Please copy the listing below word for word, starting at its first line and ending at the line that contains "patient-name[interactable]: Paciente 702", including both of those lines.

* [MATERIAL PROVIDED]:
##############################

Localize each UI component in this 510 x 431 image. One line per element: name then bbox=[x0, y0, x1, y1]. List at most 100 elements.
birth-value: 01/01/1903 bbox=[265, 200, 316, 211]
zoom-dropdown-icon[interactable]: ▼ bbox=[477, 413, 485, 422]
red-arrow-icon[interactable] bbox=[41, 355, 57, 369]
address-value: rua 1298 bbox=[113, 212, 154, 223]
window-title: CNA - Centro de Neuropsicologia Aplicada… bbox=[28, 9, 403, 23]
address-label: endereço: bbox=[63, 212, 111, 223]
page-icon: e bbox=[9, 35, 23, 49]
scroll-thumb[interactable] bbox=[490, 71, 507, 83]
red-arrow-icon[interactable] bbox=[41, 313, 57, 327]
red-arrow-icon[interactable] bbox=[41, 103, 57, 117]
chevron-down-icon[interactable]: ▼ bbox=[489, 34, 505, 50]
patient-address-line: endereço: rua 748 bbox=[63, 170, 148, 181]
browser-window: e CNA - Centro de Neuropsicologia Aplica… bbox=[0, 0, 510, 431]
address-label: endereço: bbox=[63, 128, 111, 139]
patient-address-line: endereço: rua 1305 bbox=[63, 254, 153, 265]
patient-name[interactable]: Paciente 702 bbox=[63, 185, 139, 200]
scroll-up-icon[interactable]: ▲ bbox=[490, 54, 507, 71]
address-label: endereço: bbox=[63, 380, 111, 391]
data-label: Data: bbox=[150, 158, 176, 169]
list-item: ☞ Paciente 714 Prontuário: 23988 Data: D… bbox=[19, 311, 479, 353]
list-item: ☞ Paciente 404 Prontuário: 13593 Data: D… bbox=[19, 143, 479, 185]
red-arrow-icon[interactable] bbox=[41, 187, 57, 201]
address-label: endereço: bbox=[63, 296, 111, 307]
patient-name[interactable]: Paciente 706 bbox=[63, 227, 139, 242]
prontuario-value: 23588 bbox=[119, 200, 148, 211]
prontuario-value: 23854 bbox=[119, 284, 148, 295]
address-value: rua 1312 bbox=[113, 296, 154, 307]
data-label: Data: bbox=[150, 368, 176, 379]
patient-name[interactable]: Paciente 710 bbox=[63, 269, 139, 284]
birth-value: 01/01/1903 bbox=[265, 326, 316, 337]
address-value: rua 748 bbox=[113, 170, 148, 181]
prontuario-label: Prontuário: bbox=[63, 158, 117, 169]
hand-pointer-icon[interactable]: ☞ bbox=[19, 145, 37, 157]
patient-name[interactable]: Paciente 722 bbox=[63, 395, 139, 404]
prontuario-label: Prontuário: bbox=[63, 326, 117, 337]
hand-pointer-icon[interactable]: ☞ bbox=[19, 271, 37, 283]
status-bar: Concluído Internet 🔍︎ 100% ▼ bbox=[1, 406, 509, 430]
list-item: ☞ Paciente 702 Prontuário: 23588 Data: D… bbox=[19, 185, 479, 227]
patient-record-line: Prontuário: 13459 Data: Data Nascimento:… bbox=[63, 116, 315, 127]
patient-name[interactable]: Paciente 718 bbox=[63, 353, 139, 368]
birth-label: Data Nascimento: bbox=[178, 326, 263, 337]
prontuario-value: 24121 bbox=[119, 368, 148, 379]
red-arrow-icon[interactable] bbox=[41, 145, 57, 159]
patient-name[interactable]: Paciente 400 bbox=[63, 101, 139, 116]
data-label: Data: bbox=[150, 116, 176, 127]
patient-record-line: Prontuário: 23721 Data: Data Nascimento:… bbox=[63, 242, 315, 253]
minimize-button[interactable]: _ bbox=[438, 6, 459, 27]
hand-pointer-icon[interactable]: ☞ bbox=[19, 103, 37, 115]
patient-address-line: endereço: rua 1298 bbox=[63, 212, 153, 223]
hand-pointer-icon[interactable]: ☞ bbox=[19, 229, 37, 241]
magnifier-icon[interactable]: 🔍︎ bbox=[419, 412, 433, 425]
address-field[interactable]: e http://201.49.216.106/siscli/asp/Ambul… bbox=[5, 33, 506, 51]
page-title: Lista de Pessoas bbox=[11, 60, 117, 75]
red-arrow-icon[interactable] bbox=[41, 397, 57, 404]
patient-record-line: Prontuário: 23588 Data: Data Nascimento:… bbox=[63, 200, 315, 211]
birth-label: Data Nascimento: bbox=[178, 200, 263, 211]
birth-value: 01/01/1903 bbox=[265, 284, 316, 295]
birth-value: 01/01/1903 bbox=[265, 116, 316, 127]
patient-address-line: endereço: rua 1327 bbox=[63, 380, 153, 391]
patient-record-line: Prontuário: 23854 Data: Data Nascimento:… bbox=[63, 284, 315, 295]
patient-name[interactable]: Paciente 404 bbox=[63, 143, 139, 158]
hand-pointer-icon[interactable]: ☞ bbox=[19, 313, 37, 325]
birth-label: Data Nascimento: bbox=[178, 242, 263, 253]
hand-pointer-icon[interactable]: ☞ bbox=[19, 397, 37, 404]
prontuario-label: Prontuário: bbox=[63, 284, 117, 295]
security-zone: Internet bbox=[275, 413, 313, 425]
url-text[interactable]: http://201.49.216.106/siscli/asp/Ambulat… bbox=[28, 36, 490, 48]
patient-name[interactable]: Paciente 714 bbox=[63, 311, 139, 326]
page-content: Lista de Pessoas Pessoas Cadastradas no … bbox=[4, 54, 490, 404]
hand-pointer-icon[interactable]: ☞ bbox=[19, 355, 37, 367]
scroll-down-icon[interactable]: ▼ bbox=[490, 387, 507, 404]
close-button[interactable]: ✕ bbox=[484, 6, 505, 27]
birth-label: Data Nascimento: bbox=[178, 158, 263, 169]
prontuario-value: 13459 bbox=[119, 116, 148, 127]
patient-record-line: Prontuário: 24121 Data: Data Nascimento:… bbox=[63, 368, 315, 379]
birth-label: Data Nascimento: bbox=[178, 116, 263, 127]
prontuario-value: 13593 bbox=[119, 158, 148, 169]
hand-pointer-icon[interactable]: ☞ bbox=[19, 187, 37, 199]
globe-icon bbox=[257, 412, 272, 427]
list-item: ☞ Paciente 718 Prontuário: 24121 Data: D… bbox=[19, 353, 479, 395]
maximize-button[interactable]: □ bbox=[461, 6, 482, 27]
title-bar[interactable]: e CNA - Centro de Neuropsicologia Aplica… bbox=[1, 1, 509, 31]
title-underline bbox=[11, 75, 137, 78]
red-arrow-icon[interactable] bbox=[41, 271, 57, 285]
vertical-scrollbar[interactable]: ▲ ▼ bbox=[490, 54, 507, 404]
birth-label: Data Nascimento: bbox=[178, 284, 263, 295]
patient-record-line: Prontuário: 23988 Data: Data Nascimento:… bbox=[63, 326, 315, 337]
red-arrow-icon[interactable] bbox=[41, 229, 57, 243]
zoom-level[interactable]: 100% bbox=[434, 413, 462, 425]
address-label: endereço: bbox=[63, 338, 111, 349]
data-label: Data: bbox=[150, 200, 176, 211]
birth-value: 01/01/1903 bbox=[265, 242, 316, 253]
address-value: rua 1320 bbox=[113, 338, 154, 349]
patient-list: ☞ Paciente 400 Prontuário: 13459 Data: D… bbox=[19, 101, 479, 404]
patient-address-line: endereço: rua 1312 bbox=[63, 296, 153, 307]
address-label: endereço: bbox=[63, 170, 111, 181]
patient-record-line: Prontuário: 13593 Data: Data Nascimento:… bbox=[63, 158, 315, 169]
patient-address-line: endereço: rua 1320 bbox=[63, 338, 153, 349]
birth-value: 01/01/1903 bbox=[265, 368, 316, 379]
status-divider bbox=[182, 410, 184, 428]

##############################

* [ANSWER FOR THE TASK]:
Localize each UI component in this 510 x 431 image. One line per element: name then bbox=[x0, y0, x1, y1]. List at most 100 elements.
birth-value: 01/01/1903 bbox=[265, 200, 316, 211]
zoom-dropdown-icon[interactable]: ▼ bbox=[477, 413, 485, 422]
red-arrow-icon[interactable] bbox=[41, 355, 57, 369]
address-value: rua 1298 bbox=[113, 212, 154, 223]
window-title: CNA - Centro de Neuropsicologia Aplicada… bbox=[28, 9, 403, 23]
address-label: endereço: bbox=[63, 212, 111, 223]
page-icon: e bbox=[9, 35, 23, 49]
scroll-thumb[interactable] bbox=[490, 71, 507, 83]
red-arrow-icon[interactable] bbox=[41, 313, 57, 327]
red-arrow-icon[interactable] bbox=[41, 103, 57, 117]
chevron-down-icon[interactable]: ▼ bbox=[489, 34, 505, 50]
patient-address-line: endereço: rua 748 bbox=[63, 170, 148, 181]
browser-window: e CNA - Centro de Neuropsicologia Aplica… bbox=[0, 0, 510, 431]
address-label: endereço: bbox=[63, 128, 111, 139]
patient-address-line: endereço: rua 1305 bbox=[63, 254, 153, 265]
patient-name[interactable]: Paciente 702 bbox=[63, 185, 139, 200]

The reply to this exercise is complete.